* What to work on
Copy out the entries below precisely; nothing is to be omitted.

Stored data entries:
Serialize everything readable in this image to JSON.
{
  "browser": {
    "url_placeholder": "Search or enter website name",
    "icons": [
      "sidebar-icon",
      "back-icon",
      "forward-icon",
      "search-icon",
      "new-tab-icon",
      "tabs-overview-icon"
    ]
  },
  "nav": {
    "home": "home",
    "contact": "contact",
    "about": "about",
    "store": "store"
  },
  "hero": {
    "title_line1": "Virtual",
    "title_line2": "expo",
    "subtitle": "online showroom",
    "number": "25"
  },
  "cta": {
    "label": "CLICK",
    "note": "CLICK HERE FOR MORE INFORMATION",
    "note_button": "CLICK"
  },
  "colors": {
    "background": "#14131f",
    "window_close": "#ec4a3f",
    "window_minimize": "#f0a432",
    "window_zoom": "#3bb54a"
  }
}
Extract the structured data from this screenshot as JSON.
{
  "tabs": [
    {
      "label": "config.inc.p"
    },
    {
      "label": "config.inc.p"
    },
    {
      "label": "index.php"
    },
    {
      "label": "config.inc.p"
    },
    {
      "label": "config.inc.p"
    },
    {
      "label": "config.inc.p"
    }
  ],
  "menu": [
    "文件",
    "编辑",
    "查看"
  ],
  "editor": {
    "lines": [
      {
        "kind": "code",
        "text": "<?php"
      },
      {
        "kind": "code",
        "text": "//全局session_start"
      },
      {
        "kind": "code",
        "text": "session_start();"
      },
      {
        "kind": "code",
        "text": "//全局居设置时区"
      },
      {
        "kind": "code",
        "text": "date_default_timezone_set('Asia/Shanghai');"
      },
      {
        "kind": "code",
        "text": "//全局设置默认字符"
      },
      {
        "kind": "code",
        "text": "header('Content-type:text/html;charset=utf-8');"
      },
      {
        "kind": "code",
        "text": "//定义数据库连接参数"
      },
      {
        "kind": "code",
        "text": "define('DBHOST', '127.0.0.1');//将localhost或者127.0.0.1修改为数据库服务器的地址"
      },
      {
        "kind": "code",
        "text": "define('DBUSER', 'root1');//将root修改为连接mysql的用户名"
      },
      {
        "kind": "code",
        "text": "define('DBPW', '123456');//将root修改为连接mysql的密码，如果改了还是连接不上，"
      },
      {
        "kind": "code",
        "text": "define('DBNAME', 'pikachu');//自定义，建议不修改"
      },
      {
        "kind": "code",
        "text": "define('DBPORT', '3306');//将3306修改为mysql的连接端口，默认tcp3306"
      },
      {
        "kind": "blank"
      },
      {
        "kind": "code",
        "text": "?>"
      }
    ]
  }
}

* Written response
Serialize everything readable in this image to JSON.
{
  "browser": {
    "url_placeholder": "Search or enter website name",
    "icons": [
      "sidebar-icon",
      "back-icon",
      "forward-icon",
      "search-icon",
      "new-tab-icon",
      "tabs-overview-icon"
    ]
  },
  "nav": {
    "home": "home",
    "contact": "contact",
    "about": "about",
    "store": "store"
  },
  "hero": {
    "title_line1": "Virtual",
    "title_line2": "expo",
    "subtitle": "online showroom",
    "number": "25"
  },
  "cta": {
    "label": "CLICK",
    "note": "CLICK HERE FOR MORE INFORMATION",
    "note_button": "CLICK"
  },
  "colors": {
    "background": "#14131f",
    "window_close": "#ec4a3f",
    "window_minimize": "#f0a432",
    "window_zoom": "#3bb54a"
  }
}
Extract the structured data from this screenshot as JSON.
{
  "tabs": [
    {
      "label": "config.inc.p"
    },
    {
      "label": "config.inc.p"
    },
    {
      "label": "index.php"
    },
    {
      "label": "config.inc.p"
    },
    {
      "label": "config.inc.p"
    },
    {
      "label": "config.inc.p"
    }
  ],
  "menu": [
    "文件",
    "编辑",
    "查看"
  ],
  "editor": {
    "lines": [
      {
        "kind": "code",
        "text": "<?php"
      },
      {
        "kind": "code",
        "text": "//全局session_start"
      },
      {
        "kind": "code",
        "text": "session_start();"
      },
      {
        "kind": "code",
        "text": "//全局居设置时区"
      },
      {
        "kind": "code",
        "text": "date_default_timezone_set('Asia/Shanghai');"
      },
      {
        "kind": "code",
        "text": "//全局设置默认字符"
      },
      {
        "kind": "code",
        "text": "header('Content-type:text/html;charset=utf-8');"
      },
      {
        "kind": "code",
        "text": "//定义数据库连接参数"
      },
      {
        "kind": "code",
        "text": "define('DBHOST', '127.0.0.1');//将localhost或者127.0.0.1修改为数据库服务器的地址"
      },
      {
        "kind": "code",
        "text": "define('DBUSER', 'root1');//将root修改为连接mysql的用户名"
      },
      {
        "kind": "code",
        "text": "define('DBPW', '123456');//将root修改为连接mysql的密码，如果改了还是连接不上，"
      },
      {
        "kind": "code",
        "text": "define('DBNAME', 'pikachu');//自定义，建议不修改"
      },
      {
        "kind": "code",
        "text": "define('DBPORT', '3306');//将3306修改为mysql的连接端口，默认tcp3306"
      },
      {
        "kind": "blank"
      },
      {
        "kind": "code",
        "text": "?>"
      }
    ]
  }
}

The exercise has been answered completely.